EXERCISE DETAILS: Without the images, print all the entries below exactly as given.

Collection entries:
+--

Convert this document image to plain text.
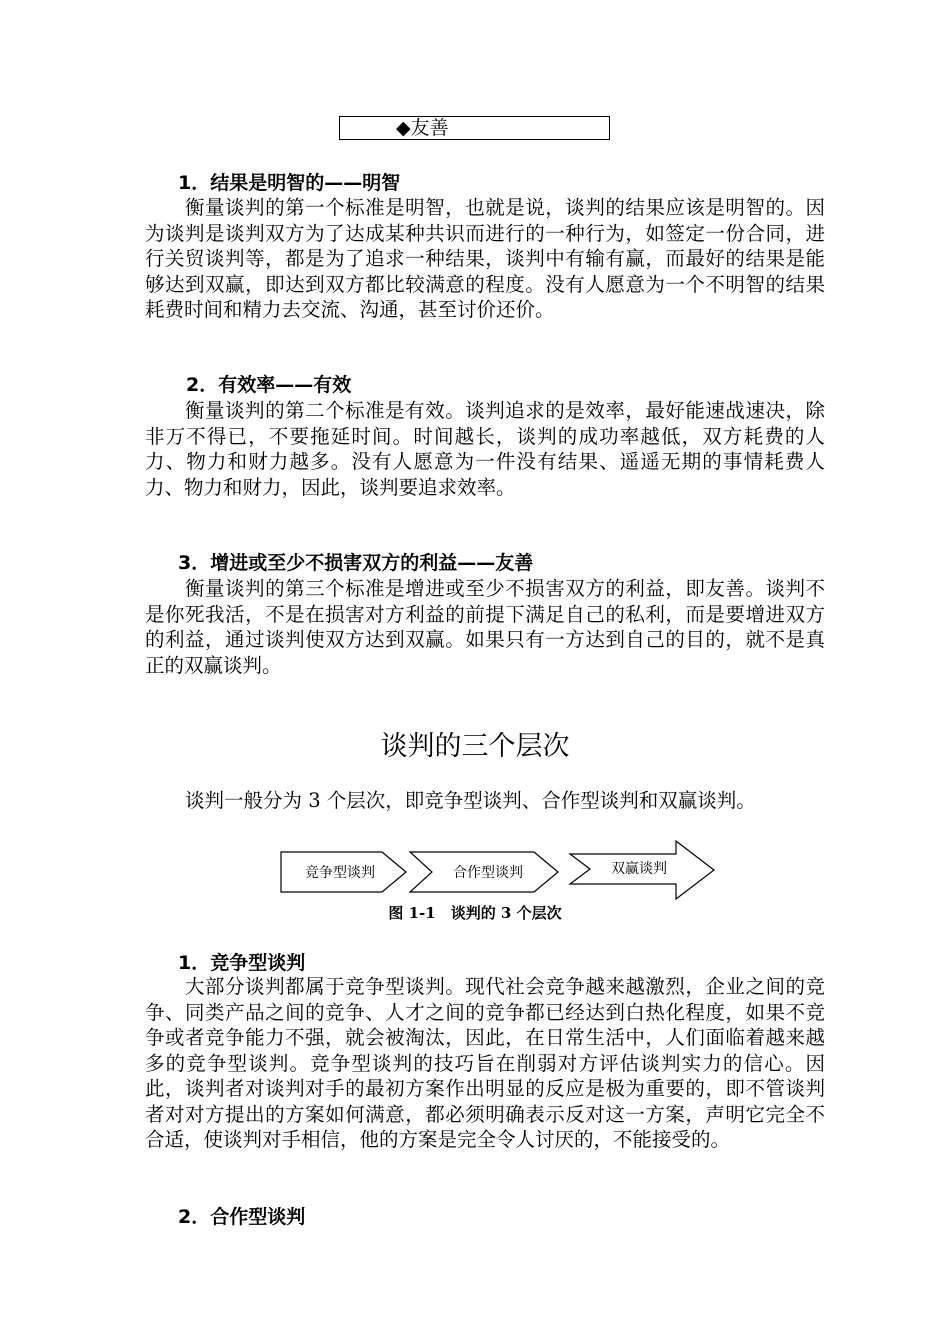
◆友善
1．结果是明智的——明智

衡量谈判的第一个标准是明智，也就是说，谈判的结果应该是明智的。因为谈判是谈判双方为了达成某种共识而进行的一种行为，如签定一份合同，进行关贸谈判等，都是为了追求一种结果，谈判中有输有赢，而最好的结果是能够达到双赢，即达到双方都比较满意的程度。没有人愿意为一个不明智的结果耗费时间和精力去交流、沟通，甚至讨价还价。

2．有效率——有效

衡量谈判的第二个标准是有效。谈判追求的是效率，最好能速战速决，除非万不得已，不要拖延时间。时间越长，谈判的成功率越低，双方耗费的人力、物力和财力越多。没有人愿意为一件没有结果、遥遥无期的事情耗费人力、物力和财力，因此，谈判要追求效率。

3．增进或至少不损害双方的利益——友善

衡量谈判的第三个标准是增进或至少不损害双方的利益，即友善。谈判不是你死我活，不是在损害对方利益的前提下满足自己的私利，而是要增进双方的利益，通过谈判使双方达到双赢。如果只有一方达到自己的目的，就不是真正的双赢谈判。

谈判的三个层次

谈判一般分为 3 个层次，即竞争型谈判、合作型谈判和双赢谈判。

竞争型谈判	合作型谈判	双赢谈判
图 1-1　谈判的 3 个层次
1．竞争型谈判

大部分谈判都属于竞争型谈判。现代社会竞争越来越激烈，企业之间的竞争、同类产品之间的竞争、人才之间的竞争都已经达到白热化程度，如果不竞争或者竞争能力不强，就会被淘汰，因此，在日常生活中，人们面临着越来越多的竞争型谈判。竞争型谈判的技巧旨在削弱对方评估谈判实力的信心。因此，谈判者对谈判对手的最初方案作出明显的反应是极为重要的，即不管谈判者对对方提出的方案如何满意，都必须明确表示反对这一方案，声明它完全不合适，使谈判对手相信，他的方案是完全令人讨厌的，不能接受的。

2．合作型谈判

+--

FINAL RESULT:
Convert this document image to plain text.
◆友善
1．结果是明智的——明智

衡量谈判的第一个标准是明智，也就是说，谈判的结果应该是明智的。因为谈判是谈判双方为了达成某种共识而进行的一种行为，如签定一份合同，进行关贸谈判等，都是为了追求一种结果，谈判中有输有赢，而最好的结果是能够达到双赢，即达到双方都比较满意的程度。没有人愿意为一个不明智的结果耗费时间和精力去交流、沟通，甚至讨价还价。

2．有效率——有效

衡量谈判的第二个标准是有效。谈判追求的是效率，最好能速战速决，除非万不得已，不要拖延时间。时间越长，谈判的成功率越低，双方耗费的人力、物力和财力越多。没有人愿意为一件没有结果、遥遥无期的事情耗费人力、物力和财力，因此，谈判要追求效率。

3．增进或至少不损害双方的利益——友善

衡量谈判的第三个标准是增进或至少不损害双方的利益，即友善。谈判不是你死我活，不是在损害对方利益的前提下满足自己的私利，而是要增进双方的利益，通过谈判使双方达到双赢。如果只有一方达到自己的目的，就不是真正的双赢谈判。

谈判的三个层次

谈判一般分为 3 个层次，即竞争型谈判、合作型谈判和双赢谈判。

竞争型谈判	合作型谈判	双赢谈判
图 1-1　谈判的 3 个层次
1．竞争型谈判

大部分谈判都属于竞争型谈判。现代社会竞争越来越激烈，企业之间的竞争、同类产品之间的竞争、人才之间的竞争都已经达到白热化程度，如果不竞争或者竞争能力不强，就会被淘汰，因此，在日常生活中，人们面临着越来越多的竞争型谈判。竞争型谈判的技巧旨在削弱对方评估谈判实力的信心。因此，谈判者对谈判对手的最初方案作出明显的反应是极为重要的，即不管谈判者对对方提出的方案如何满意，都必须明确表示反对这一方案，声明它完全不合适，使谈判对手相信，他的方案是完全令人讨厌的，不能接受的。

2．合作型谈判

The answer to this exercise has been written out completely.